TEKSTFRAGMENT —
Vervolgens kunt u virtuele netwerken maken en koppelen aan uw virtuele switches.

Virtuele netwerken configureren

U kunt virtuele netwerken toevoegen of verwijderen die zijn gekoppeld aan uw virtuele switches. Voer de volgende stappen uit om een virtuele switch toe te voegen:

  1. Selecteer in de lokale gebruikersinterface op de pagina Geavanceerd netwerken onder de sectie Virtueel netwerk de optie Virtueel netwerk toevoegen.

  2. Voer op de blade Virtueel netwerk toevoegen de volgende informatie in:

    1. Selecteer een virtuele switch waarvoor u een virtueel netwerk wilt maken.
    2. Geef een naam op voor uw virtuele netwerk. De naam die u opgeeft, moet voldoen aan naamgevingsregels en -beperkingen voor Azure-resources.
    3. Voer een VLAN-id in als een uniek getal in het bereik van 1-4094. De VLAN-id die u opgeeft, moet zich in uw trunk-configuratie bevinden. Raadpleeg de instructies van de fabrikant van uw fysieke switch voor meer informatie over de trunk-configuratie voor uw switch.
    4. Geef het subnetmasker en de gateway voor uw virtuele LAN-netwerk op volgens de configuratie van het fysieke netwerk.
    5. Selecteer Toepassen. Er wordt een virtueel netwerk gemaakt op de opgegeven virtuele switch.

    Schermopname van het toevoegen van een virtueel netwerk op de pagina Geavanceerd netwerken in de lokale gebruikersinterface voor één knooppunt.

  3. Als u een virtueel netwerk wilt verwijderen, selecteert u onder de sectie Virtueel netwerk verwijderen het virtuele netwerk en selecteert u het virtuele netwerk dat u wilt verwijderen.

INHOUD DATASET —
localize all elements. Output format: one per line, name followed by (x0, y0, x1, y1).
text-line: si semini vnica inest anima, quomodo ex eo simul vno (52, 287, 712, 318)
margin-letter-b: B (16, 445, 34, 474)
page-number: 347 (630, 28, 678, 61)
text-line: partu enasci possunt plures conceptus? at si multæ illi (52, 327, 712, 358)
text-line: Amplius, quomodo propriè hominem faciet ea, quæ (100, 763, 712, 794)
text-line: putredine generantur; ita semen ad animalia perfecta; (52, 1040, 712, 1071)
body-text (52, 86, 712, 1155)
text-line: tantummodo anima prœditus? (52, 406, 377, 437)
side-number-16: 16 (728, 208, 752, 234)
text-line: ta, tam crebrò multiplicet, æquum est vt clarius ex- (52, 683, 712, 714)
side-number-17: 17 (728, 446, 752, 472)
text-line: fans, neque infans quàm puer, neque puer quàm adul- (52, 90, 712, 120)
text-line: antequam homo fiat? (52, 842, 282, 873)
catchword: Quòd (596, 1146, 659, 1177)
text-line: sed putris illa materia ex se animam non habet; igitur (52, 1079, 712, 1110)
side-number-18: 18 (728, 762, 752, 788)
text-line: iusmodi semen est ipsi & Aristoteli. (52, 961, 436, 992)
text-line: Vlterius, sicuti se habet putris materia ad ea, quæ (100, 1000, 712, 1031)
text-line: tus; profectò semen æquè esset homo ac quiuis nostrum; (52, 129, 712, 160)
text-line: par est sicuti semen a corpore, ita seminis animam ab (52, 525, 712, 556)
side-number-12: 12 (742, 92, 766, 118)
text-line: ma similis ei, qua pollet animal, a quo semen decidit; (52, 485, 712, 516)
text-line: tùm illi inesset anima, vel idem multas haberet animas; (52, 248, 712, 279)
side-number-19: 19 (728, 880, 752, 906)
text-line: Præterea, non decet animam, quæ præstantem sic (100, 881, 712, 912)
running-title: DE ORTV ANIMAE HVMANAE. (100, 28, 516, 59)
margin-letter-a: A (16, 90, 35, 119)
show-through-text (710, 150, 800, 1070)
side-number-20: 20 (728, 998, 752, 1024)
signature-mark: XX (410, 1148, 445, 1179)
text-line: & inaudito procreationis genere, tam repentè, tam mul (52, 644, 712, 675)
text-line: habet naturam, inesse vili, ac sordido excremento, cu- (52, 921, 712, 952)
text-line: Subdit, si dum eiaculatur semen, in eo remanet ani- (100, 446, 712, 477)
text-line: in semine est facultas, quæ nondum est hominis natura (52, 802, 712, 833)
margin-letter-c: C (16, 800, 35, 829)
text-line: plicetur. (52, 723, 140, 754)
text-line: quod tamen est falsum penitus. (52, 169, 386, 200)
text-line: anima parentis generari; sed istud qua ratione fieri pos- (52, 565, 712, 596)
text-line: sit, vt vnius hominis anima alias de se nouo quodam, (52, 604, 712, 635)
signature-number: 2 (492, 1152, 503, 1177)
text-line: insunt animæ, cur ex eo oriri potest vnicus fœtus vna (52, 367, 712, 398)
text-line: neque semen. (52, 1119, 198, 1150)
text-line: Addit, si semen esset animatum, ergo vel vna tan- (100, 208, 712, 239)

OPDRACHT 1 —
Beantwoord aan de hand van het tekstfragment:
(a) In welk bereik moet de VLAN-id liggen?
(b) Op welke pagina van de lokale gebruikersinterface staat de optie Virtueel netwerk toevoegen?
(c) Aan welke regels moet de naam van het virtuele netwerk voldoen?
OPDRACHT 2 — Welke gegevens worden volgens het tekstfragment op de blade Virtueel netwerk toevoegen geselecteerd of ingevuld? Noem ze allemaal.
OPDRACHT 3 — Geef een vervolg op het tekstfragment over virtuele netwerken, te beginnen na de laatste zin.
Het materiaal staat los van het tekstfragment.

UITVOER 1 —
(a) In het bereik van 1-4094.
(b) Op de pagina Geavanceerd netwerken.
(c) Aan de naamgevingsregels en -beperkingen voor Azure-resources.

UITVOER 2 —
- de virtuele switch
- de naam van het virtuele netwerk
- de VLAN-id
- het subnetmasker
- de gateway

UITVOER 3 —
  4. Selecteer Volgende: Kubernetes > om vervolgens uw reken-IP-adressen voor Kubernetes te configureren.

Reken-IP-adressen configureren

Nadat de virtuele switches zijn gemaakt, kunt u de switches voor Kubernetes-rekenverkeer inschakelen.

  1. Ga in de lokale gebruikersinterface naar de Kubernetes-pagina .

  2. Geef een workload op uit de beschikbare opties.

    • Als u met een Azure Private MEC-oplossing werkt, selecteert u de optie voor een Azure Private MEC-oplossing in uw omgeving.
    • Als u met een SAP Digital Manufacturing-oplossing of een andere Microsoft-partneroplossing werkt, selecteert u de optie voor een SAP Digital Manufacturing for Edge Computing of een andere Microsoft-partneroplossing in uw omgeving.
    • Voor andere workloads selecteert u de optie voor andere workloads in uw omgeving.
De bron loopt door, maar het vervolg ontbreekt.